(Records contained in a dataset)
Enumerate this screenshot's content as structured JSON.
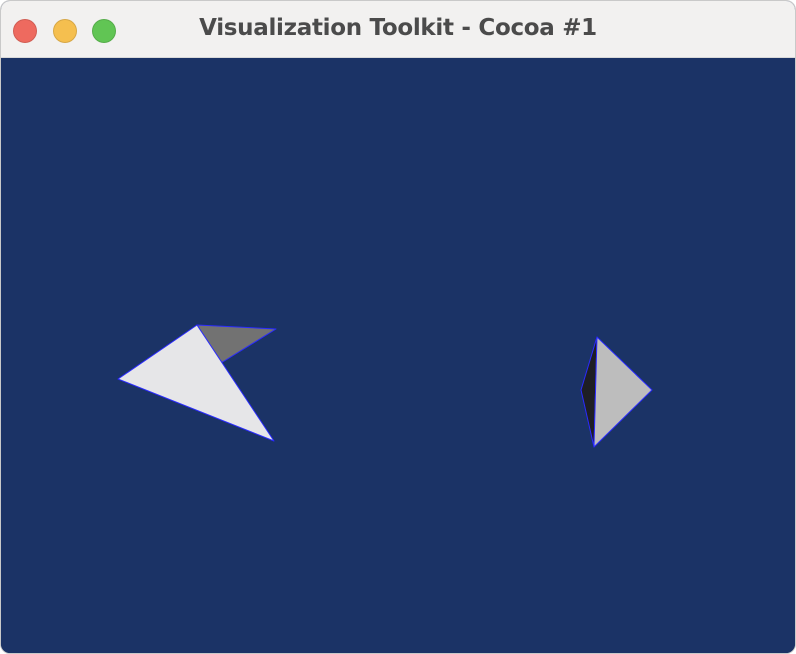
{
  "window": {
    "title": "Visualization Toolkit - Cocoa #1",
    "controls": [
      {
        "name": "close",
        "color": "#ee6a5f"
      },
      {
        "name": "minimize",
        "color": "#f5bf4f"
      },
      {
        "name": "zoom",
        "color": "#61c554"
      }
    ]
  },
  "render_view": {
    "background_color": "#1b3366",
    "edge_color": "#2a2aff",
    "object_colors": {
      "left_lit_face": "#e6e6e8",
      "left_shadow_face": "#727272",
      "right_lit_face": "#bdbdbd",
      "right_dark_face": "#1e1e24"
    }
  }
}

Task instructions: Repeat the material above in full and exactly, omitting the pictures.

Written answer:
Enumerate this screenshot's content as structured JSON.
{
  "window": {
    "title": "Visualization Toolkit - Cocoa #1",
    "controls": [
      {
        "name": "close",
        "color": "#ee6a5f"
      },
      {
        "name": "minimize",
        "color": "#f5bf4f"
      },
      {
        "name": "zoom",
        "color": "#61c554"
      }
    ]
  },
  "render_view": {
    "background_color": "#1b3366",
    "edge_color": "#2a2aff",
    "object_colors": {
      "left_lit_face": "#e6e6e8",
      "left_shadow_face": "#727272",
      "right_lit_face": "#bdbdbd",
      "right_dark_face": "#1e1e24"
    }
  }
}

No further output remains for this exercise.